— Start DATASET —

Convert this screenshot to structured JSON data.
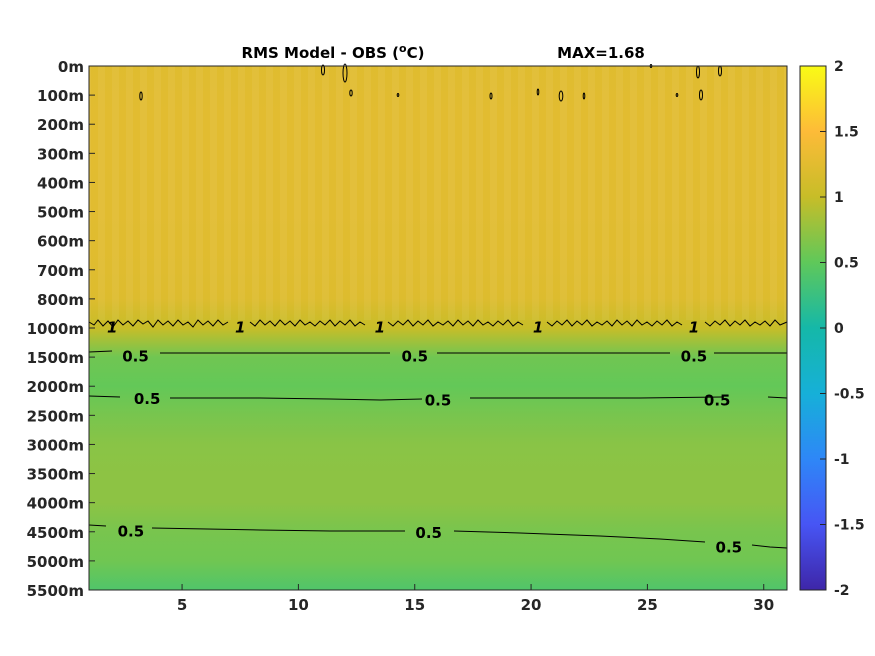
{
  "chart_data": {
    "type": "heatmap",
    "title": "RMS Model - OBS (°C)",
    "title_main": "RMS Model - OBS (",
    "title_sup": "o",
    "title_end": "C)",
    "max_annotation": "MAX=1.68",
    "x_ticks": [
      5,
      10,
      15,
      20,
      25,
      30
    ],
    "xlim": [
      1,
      31
    ],
    "depth_labels": [
      "0m",
      "100m",
      "200m",
      "300m",
      "400m",
      "500m",
      "600m",
      "700m",
      "800m",
      "1000m",
      "1500m",
      "2000m",
      "2500m",
      "3000m",
      "3500m",
      "4000m",
      "4500m",
      "5000m",
      "5500m"
    ],
    "row_values": [
      1.22,
      1.24,
      1.25,
      1.25,
      1.24,
      1.24,
      1.23,
      1.22,
      1.2,
      1.0,
      0.58,
      0.52,
      0.62,
      0.7,
      0.72,
      0.72,
      0.62,
      0.58,
      0.4
    ],
    "colorbar": {
      "ticks": [
        2,
        1.5,
        1,
        0.5,
        0,
        -0.5,
        -1,
        -1.5,
        -2
      ],
      "tick_labels": [
        "2",
        "1.5",
        "1",
        "0.5",
        "0",
        "-0.5",
        "-1",
        "-1.5",
        "-2"
      ],
      "clim": [
        -2,
        2
      ]
    },
    "contour_labels": [
      {
        "text": "1",
        "x": 2.0,
        "depth_index": 8.95
      },
      {
        "text": "1",
        "x": 7.5,
        "depth_index": 8.95
      },
      {
        "text": "1",
        "x": 13.5,
        "depth_index": 8.95
      },
      {
        "text": "1",
        "x": 20.3,
        "depth_index": 8.95
      },
      {
        "text": "1",
        "x": 27.0,
        "depth_index": 8.95
      },
      {
        "text": "0.5",
        "x": 3.0,
        "depth_index": 9.95
      },
      {
        "text": "0.5",
        "x": 15.0,
        "depth_index": 9.95
      },
      {
        "text": "0.5",
        "x": 27.0,
        "depth_index": 9.95
      },
      {
        "text": "0.5",
        "x": 3.5,
        "depth_index": 11.4
      },
      {
        "text": "0.5",
        "x": 16.0,
        "depth_index": 11.45
      },
      {
        "text": "0.5",
        "x": 28.0,
        "depth_index": 11.45
      },
      {
        "text": "0.5",
        "x": 2.8,
        "depth_index": 15.95
      },
      {
        "text": "0.5",
        "x": 15.6,
        "depth_index": 16.0
      },
      {
        "text": "0.5",
        "x": 28.5,
        "depth_index": 16.5
      }
    ]
  }
}
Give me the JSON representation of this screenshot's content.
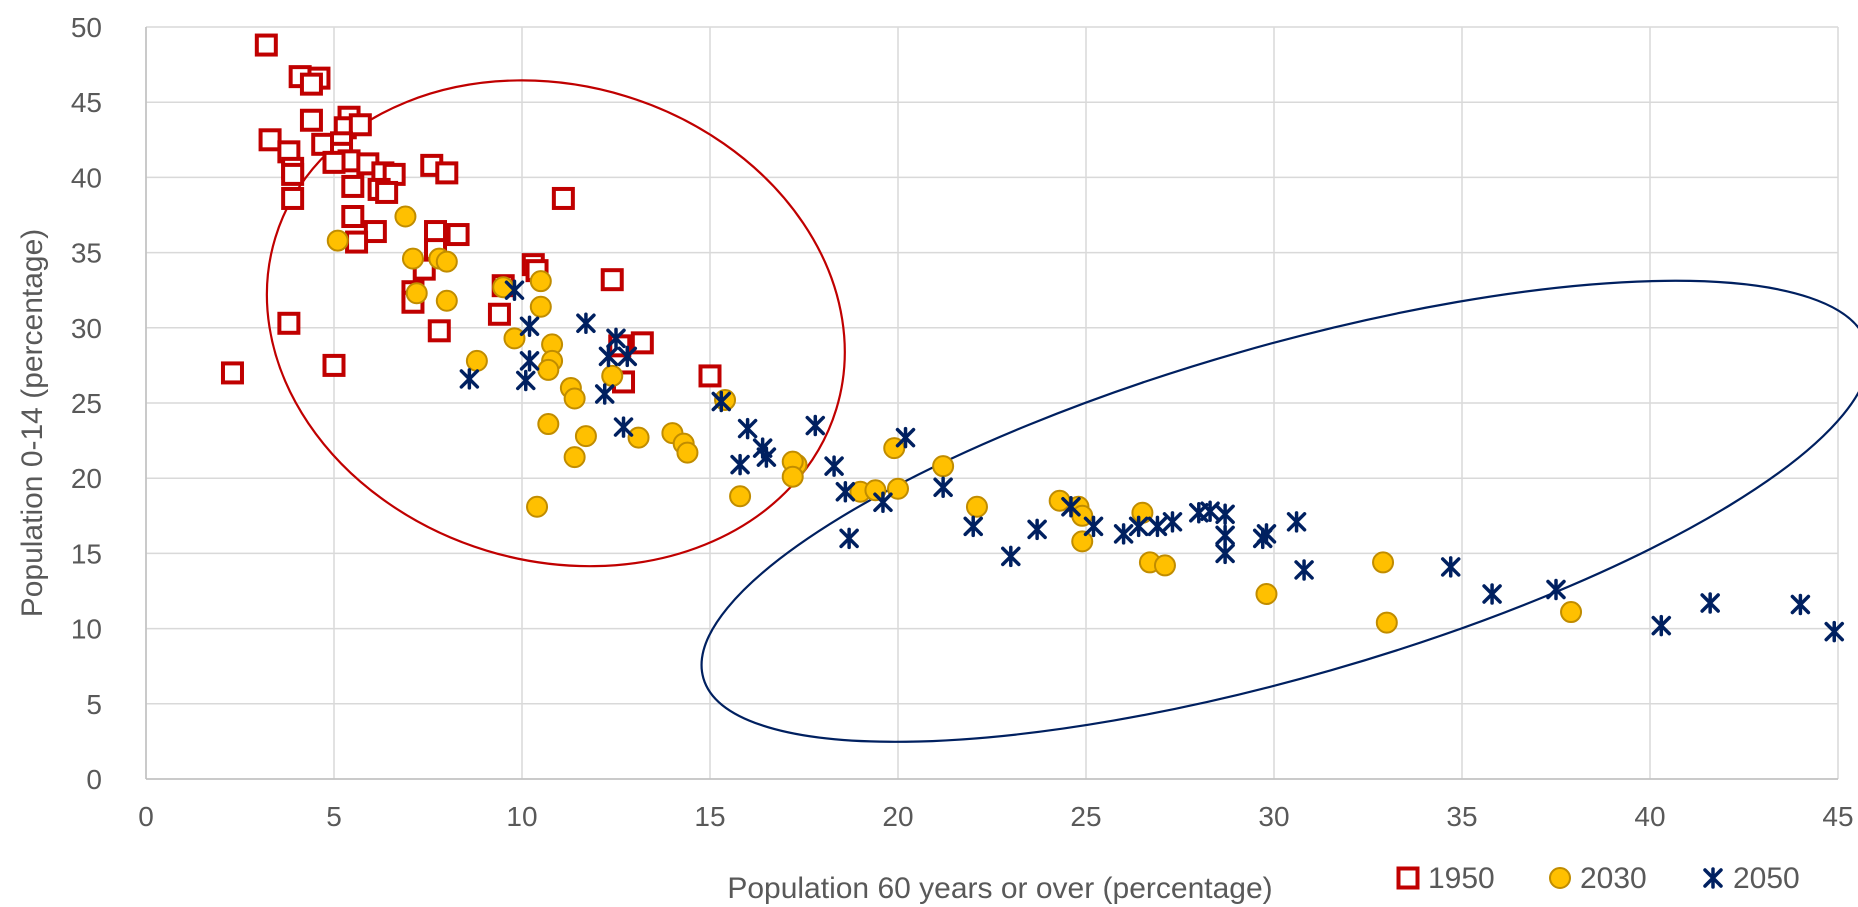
{
  "chart_data": {
    "type": "scatter",
    "title": "",
    "xlabel": "Population 60 years or over (percentage)",
    "ylabel": "Population 0-14 (percentage)",
    "xlim": [
      0,
      45
    ],
    "ylim": [
      0,
      50
    ],
    "x_ticks": [
      0,
      5,
      10,
      15,
      20,
      25,
      30,
      35,
      40,
      45
    ],
    "y_ticks": [
      0,
      5,
      10,
      15,
      20,
      25,
      30,
      35,
      40,
      45,
      50
    ],
    "grid": true,
    "legend_position": "bottom-right",
    "series": [
      {
        "name": "1950",
        "marker": "square",
        "color": "#c00000",
        "points": [
          [
            3.2,
            48.8
          ],
          [
            4.1,
            46.7
          ],
          [
            4.6,
            46.6
          ],
          [
            4.4,
            46.2
          ],
          [
            3.3,
            42.5
          ],
          [
            4.4,
            43.8
          ],
          [
            5.4,
            44.0
          ],
          [
            5.3,
            43.3
          ],
          [
            5.7,
            43.5
          ],
          [
            4.7,
            42.2
          ],
          [
            5.2,
            42.3
          ],
          [
            5.2,
            41.6
          ],
          [
            5.4,
            41.1
          ],
          [
            5.0,
            41.0
          ],
          [
            3.8,
            41.7
          ],
          [
            3.9,
            40.6
          ],
          [
            3.9,
            40.2
          ],
          [
            5.9,
            40.9
          ],
          [
            6.3,
            40.3
          ],
          [
            6.6,
            40.2
          ],
          [
            7.6,
            40.8
          ],
          [
            8.0,
            40.3
          ],
          [
            5.5,
            39.4
          ],
          [
            6.2,
            39.2
          ],
          [
            6.4,
            39.0
          ],
          [
            3.9,
            38.6
          ],
          [
            11.1,
            38.6
          ],
          [
            5.5,
            37.4
          ],
          [
            6.1,
            36.4
          ],
          [
            7.7,
            36.4
          ],
          [
            8.3,
            36.2
          ],
          [
            5.6,
            35.7
          ],
          [
            7.7,
            35.2
          ],
          [
            10.3,
            34.2
          ],
          [
            7.4,
            33.9
          ],
          [
            10.4,
            33.8
          ],
          [
            12.4,
            33.2
          ],
          [
            9.5,
            32.8
          ],
          [
            7.1,
            32.4
          ],
          [
            7.1,
            31.7
          ],
          [
            9.4,
            30.9
          ],
          [
            3.8,
            30.3
          ],
          [
            7.8,
            29.8
          ],
          [
            12.6,
            28.8
          ],
          [
            13.2,
            29.0
          ],
          [
            2.3,
            27.0
          ],
          [
            5.0,
            27.5
          ],
          [
            12.7,
            26.4
          ],
          [
            15.0,
            26.8
          ]
        ]
      },
      {
        "name": "2030",
        "marker": "circle",
        "color": "#ffc000",
        "points": [
          [
            6.9,
            37.4
          ],
          [
            5.1,
            35.8
          ],
          [
            7.1,
            34.6
          ],
          [
            7.8,
            34.6
          ],
          [
            8.0,
            34.4
          ],
          [
            10.5,
            33.1
          ],
          [
            9.5,
            32.7
          ],
          [
            7.2,
            32.3
          ],
          [
            8.0,
            31.8
          ],
          [
            10.5,
            31.4
          ],
          [
            9.8,
            29.3
          ],
          [
            10.8,
            28.9
          ],
          [
            8.8,
            27.8
          ],
          [
            10.8,
            27.8
          ],
          [
            10.7,
            27.2
          ],
          [
            12.4,
            26.8
          ],
          [
            11.3,
            26.0
          ],
          [
            11.4,
            25.3
          ],
          [
            15.4,
            25.2
          ],
          [
            10.7,
            23.6
          ],
          [
            11.7,
            22.8
          ],
          [
            13.1,
            22.7
          ],
          [
            14.0,
            23.0
          ],
          [
            14.3,
            22.3
          ],
          [
            14.4,
            21.7
          ],
          [
            11.4,
            21.4
          ],
          [
            17.3,
            20.9
          ],
          [
            17.2,
            21.1
          ],
          [
            17.2,
            20.1
          ],
          [
            19.9,
            22.0
          ],
          [
            21.2,
            20.8
          ],
          [
            15.8,
            18.8
          ],
          [
            19.0,
            19.1
          ],
          [
            19.4,
            19.2
          ],
          [
            20.0,
            19.3
          ],
          [
            10.4,
            18.1
          ],
          [
            22.1,
            18.1
          ],
          [
            24.3,
            18.5
          ],
          [
            24.8,
            18.1
          ],
          [
            24.9,
            17.5
          ],
          [
            24.9,
            15.8
          ],
          [
            26.5,
            17.7
          ],
          [
            26.7,
            14.4
          ],
          [
            27.1,
            14.2
          ],
          [
            29.8,
            12.3
          ],
          [
            32.9,
            14.4
          ],
          [
            33.0,
            10.4
          ],
          [
            37.9,
            11.1
          ]
        ]
      },
      {
        "name": "2050",
        "marker": "asterisk",
        "color": "#002060",
        "points": [
          [
            9.8,
            32.5
          ],
          [
            10.2,
            30.1
          ],
          [
            11.7,
            30.3
          ],
          [
            12.5,
            29.3
          ],
          [
            12.3,
            28.1
          ],
          [
            12.8,
            28.1
          ],
          [
            10.2,
            27.8
          ],
          [
            8.6,
            26.6
          ],
          [
            10.1,
            26.5
          ],
          [
            12.2,
            25.6
          ],
          [
            12.7,
            23.4
          ],
          [
            15.3,
            25.1
          ],
          [
            16.0,
            23.3
          ],
          [
            17.8,
            23.5
          ],
          [
            16.4,
            22.0
          ],
          [
            16.5,
            21.4
          ],
          [
            15.8,
            20.9
          ],
          [
            18.3,
            20.8
          ],
          [
            18.6,
            19.1
          ],
          [
            20.2,
            22.7
          ],
          [
            21.2,
            19.4
          ],
          [
            19.6,
            18.4
          ],
          [
            18.7,
            16.0
          ],
          [
            22.0,
            16.8
          ],
          [
            23.0,
            14.8
          ],
          [
            23.7,
            16.6
          ],
          [
            24.6,
            18.1
          ],
          [
            25.2,
            16.8
          ],
          [
            26.0,
            16.3
          ],
          [
            26.4,
            16.8
          ],
          [
            26.9,
            16.8
          ],
          [
            27.3,
            17.1
          ],
          [
            28.0,
            17.7
          ],
          [
            28.3,
            17.8
          ],
          [
            28.7,
            17.6
          ],
          [
            28.7,
            16.2
          ],
          [
            28.7,
            15.0
          ],
          [
            29.7,
            16.0
          ],
          [
            29.8,
            16.3
          ],
          [
            30.6,
            17.1
          ],
          [
            30.8,
            13.9
          ],
          [
            34.7,
            14.1
          ],
          [
            35.8,
            12.3
          ],
          [
            37.5,
            12.6
          ],
          [
            40.3,
            10.2
          ],
          [
            41.6,
            11.7
          ],
          [
            44.0,
            11.6
          ],
          [
            44.9,
            9.8
          ]
        ]
      }
    ],
    "annotations": [
      {
        "type": "ellipse",
        "color": "#c00000",
        "center": [
          10.9,
          30.3
        ],
        "rx": 7.8,
        "ry": 15.8,
        "rotation_deg": -17
      },
      {
        "type": "ellipse",
        "color": "#002060",
        "center": [
          30.3,
          17.8
        ],
        "rx": 16.1,
        "ry": 11.0,
        "rotation_deg": 16
      }
    ]
  }
}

— End DATASET —

**PROBLEM:** Every line that holds the word "Model" should be extracted.

**REPLY TO THE TASK:**
    "title": "RMS Model - OBS (°C)",
    "title_main": "RMS Model - OBS (",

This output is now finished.